#### EXERCISE
Read through the entries below and return each line with the word "příp".

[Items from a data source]

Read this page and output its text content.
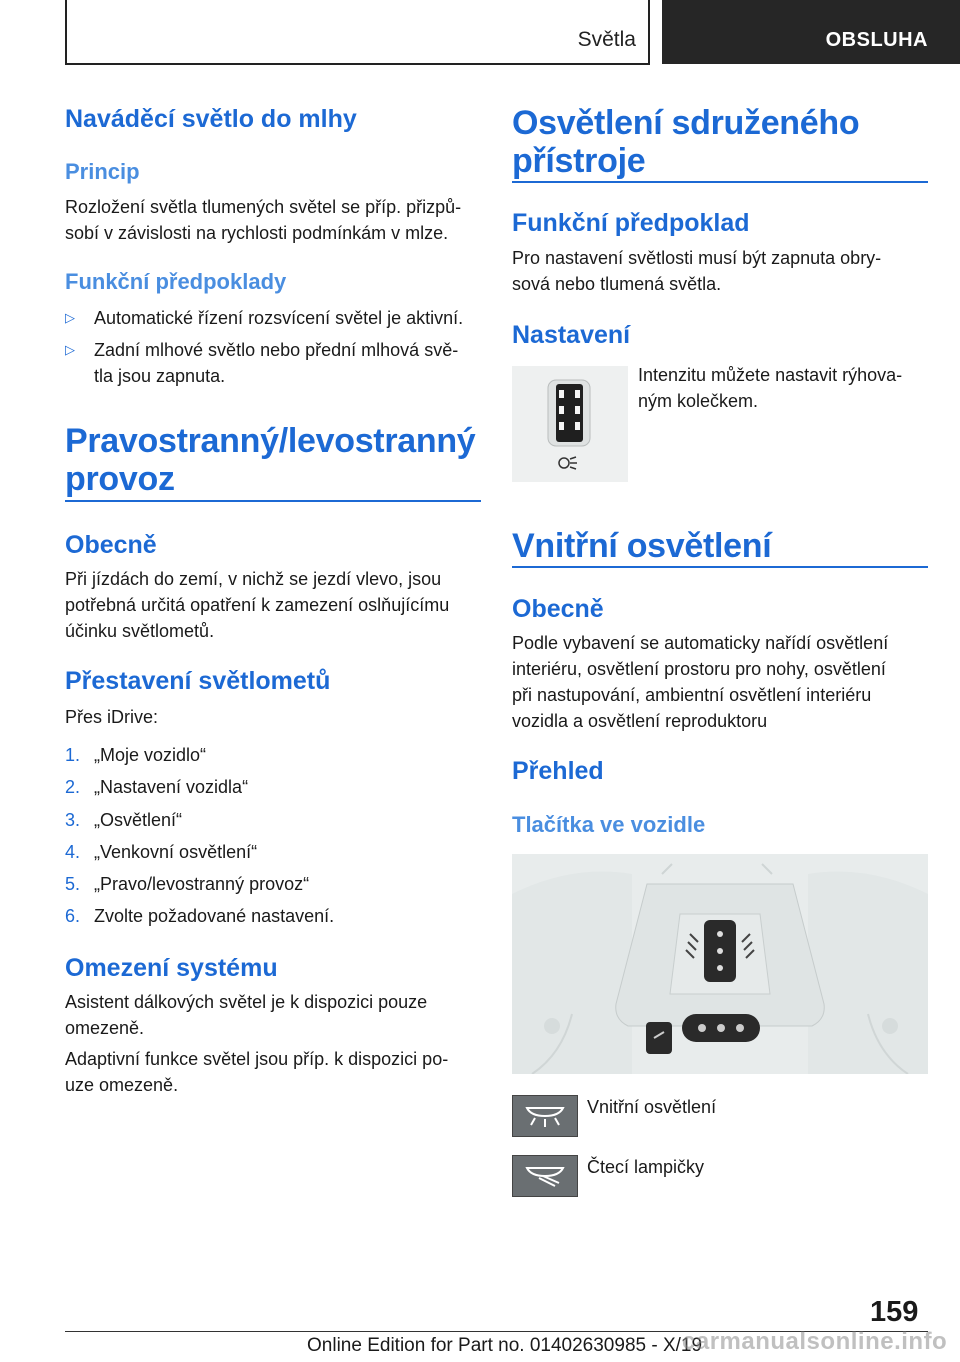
Světla	OBSLUHA
Naváděcí světlo do mlhy
Princip

Rozložení světla tlumených světel se příp. přizpů-
sobí v závislosti na rychlosti podmínkám v mlze.

Funkční předpoklady
▷ Automatické řízení rozsvícení světel je aktivní.
▷ Zadní mlhové světlo nebo přední mlhová svě-
tla jsou zapnuta.
Pravostranný/levostranný
provoz
Obecně

Při jízdách do zemí, v nichž se jezdí vlevo, jsou
potřebná určitá opatření k zamezení oslňujícímu
účinku světlometů.

Přestavení světlometů

Přes iDrive:

1. „Moje vozidlo“
2. „Nastavení vozidla“
3. „Osvětlení“
4. „Venkovní osvětlení“
5. „Pravo/levostranný provoz“
6. Zvolte požadované nastavení.
Omezení systému

Asistent dálkových světel je k dispozici pouze
omezeně.

Adaptivní funkce světel jsou příp. k dispozici po-
uze omezeně.

Osvětlení sdruženého
přístroje
Funkční předpoklad

Pro nastavení světlosti musí být zapnuta obry-
sová nebo tlumená světla.

Nastavení

Intenzitu můžete nastavit rýhova-
ným kolečkem.

Vnitřní osvětlení
Obecně

Podle vybavení se automaticky nařídí osvětlení
interiéru, osvětlení prostoru pro nohy, osvětlení
při nastupování, ambientní osvětlení interiéru
vozidla a osvětlení reproduktoru

Přehled
Tlačítka ve vozidle

Vnitřní osvětlení

Čtecí lampičky

159
Online Edition for Part no. 01402630985 - X/19
carmanualsonline.info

#### PROBLEM SOLUTION
Rozložení světla tlumených světel se příp. přizpů-
Adaptivní funkce světel jsou příp. k dispozici po-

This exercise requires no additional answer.